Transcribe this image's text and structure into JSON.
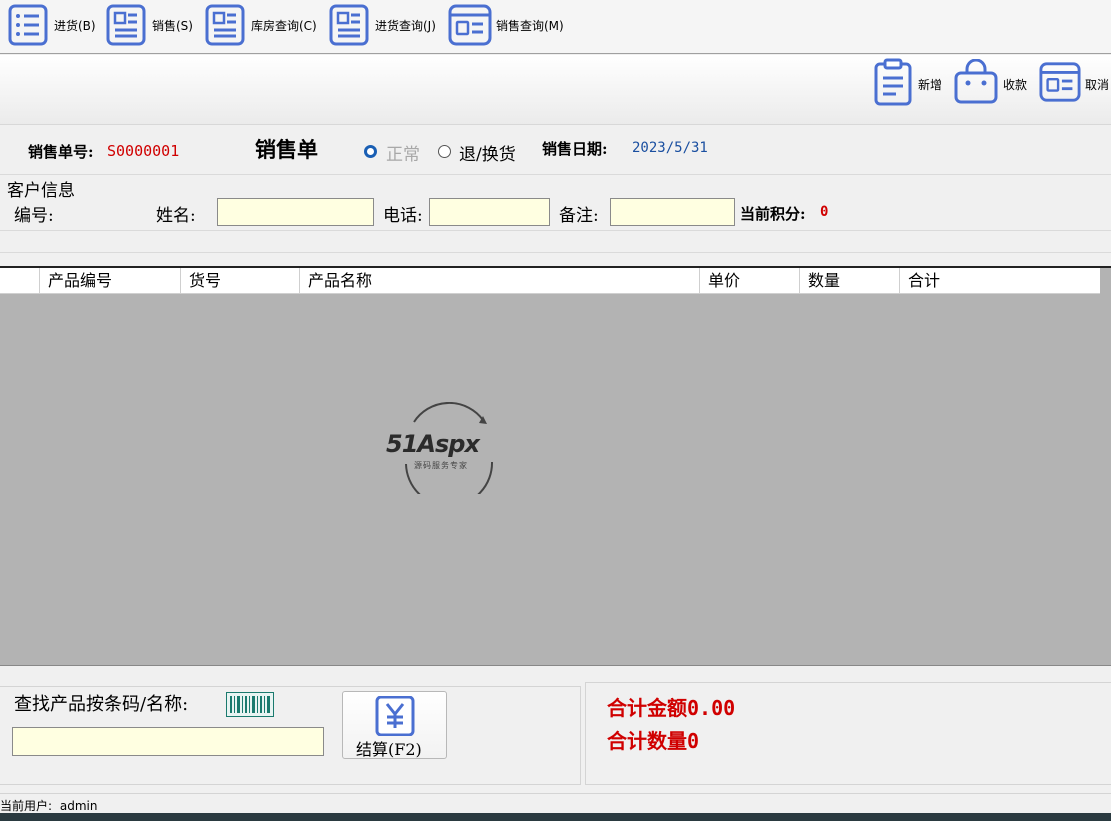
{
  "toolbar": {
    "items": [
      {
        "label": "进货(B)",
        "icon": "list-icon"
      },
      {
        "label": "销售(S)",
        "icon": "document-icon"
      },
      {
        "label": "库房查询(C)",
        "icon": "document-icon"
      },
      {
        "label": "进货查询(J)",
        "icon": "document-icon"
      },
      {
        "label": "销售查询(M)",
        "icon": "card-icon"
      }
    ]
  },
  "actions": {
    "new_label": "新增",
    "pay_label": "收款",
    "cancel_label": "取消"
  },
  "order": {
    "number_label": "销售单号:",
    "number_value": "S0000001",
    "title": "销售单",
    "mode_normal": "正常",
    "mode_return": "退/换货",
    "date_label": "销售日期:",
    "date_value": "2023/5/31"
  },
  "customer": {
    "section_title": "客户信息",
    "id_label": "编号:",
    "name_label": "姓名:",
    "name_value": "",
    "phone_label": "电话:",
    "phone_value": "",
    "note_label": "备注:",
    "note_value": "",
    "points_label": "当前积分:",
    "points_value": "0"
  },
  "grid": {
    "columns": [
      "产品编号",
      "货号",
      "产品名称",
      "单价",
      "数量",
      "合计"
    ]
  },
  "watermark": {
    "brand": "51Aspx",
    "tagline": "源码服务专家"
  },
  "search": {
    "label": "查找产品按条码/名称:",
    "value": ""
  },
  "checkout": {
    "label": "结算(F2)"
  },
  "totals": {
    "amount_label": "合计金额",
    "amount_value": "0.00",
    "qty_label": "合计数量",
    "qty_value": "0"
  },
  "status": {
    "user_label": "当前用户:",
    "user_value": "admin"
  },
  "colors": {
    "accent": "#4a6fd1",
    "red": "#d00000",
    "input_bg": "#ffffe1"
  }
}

• • •

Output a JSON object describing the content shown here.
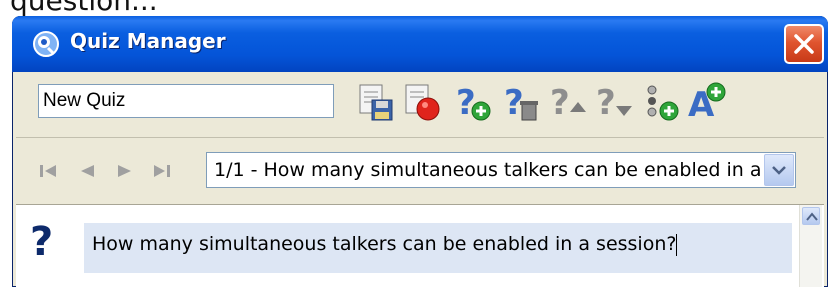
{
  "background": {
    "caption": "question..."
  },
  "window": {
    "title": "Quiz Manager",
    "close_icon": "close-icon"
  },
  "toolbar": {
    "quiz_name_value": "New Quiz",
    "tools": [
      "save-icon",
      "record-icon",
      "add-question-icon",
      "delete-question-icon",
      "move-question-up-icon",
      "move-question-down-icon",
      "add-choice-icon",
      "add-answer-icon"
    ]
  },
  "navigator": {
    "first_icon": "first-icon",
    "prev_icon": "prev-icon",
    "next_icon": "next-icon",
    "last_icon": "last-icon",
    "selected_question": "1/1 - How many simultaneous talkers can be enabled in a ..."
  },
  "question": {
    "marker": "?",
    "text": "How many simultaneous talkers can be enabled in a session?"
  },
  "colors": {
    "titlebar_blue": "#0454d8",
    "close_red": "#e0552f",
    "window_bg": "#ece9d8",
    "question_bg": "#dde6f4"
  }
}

• • •

» THE REQUEST: Check each line above for the word "simultaneous" and say how many have it, with nothing else.

» ANSWER: 2